_What is needed_.
Pull out every line containing the string "JSON".

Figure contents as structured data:
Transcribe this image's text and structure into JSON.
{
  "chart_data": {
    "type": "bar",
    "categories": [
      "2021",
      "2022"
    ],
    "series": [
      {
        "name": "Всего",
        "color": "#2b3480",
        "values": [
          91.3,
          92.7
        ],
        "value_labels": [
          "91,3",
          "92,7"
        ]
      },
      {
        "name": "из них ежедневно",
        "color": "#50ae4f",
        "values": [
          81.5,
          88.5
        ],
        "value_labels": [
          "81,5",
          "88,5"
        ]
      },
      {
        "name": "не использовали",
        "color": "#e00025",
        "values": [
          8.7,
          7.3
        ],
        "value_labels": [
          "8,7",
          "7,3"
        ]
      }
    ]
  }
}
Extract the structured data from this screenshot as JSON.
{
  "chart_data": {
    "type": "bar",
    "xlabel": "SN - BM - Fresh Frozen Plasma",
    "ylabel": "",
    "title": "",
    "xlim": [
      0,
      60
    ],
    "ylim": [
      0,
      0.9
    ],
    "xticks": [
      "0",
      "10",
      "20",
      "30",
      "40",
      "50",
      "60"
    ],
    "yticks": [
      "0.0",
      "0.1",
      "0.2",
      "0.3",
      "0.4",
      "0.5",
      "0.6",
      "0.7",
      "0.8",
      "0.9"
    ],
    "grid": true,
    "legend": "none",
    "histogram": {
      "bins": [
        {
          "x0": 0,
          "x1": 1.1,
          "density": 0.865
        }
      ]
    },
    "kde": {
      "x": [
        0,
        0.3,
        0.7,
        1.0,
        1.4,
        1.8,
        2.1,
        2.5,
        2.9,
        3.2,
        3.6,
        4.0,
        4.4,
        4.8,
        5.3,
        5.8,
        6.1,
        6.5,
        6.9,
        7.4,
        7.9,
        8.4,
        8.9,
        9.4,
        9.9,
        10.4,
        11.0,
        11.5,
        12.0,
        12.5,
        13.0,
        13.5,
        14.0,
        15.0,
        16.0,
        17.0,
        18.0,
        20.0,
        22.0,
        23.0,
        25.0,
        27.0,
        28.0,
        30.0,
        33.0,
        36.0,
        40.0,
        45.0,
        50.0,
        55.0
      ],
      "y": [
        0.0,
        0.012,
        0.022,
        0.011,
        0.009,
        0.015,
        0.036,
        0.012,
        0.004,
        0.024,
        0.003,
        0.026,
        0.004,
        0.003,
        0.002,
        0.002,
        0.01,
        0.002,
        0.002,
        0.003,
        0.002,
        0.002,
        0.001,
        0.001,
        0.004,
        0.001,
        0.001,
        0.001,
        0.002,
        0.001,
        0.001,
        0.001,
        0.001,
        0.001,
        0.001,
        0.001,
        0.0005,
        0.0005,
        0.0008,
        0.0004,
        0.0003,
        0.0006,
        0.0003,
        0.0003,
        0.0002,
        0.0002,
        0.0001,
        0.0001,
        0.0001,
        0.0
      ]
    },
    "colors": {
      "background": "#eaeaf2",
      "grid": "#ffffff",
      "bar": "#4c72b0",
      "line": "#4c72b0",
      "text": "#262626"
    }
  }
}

_Complete output_.
Transcribe this image's text and structure into JSON.
Extract the structured data from this screenshot as JSON.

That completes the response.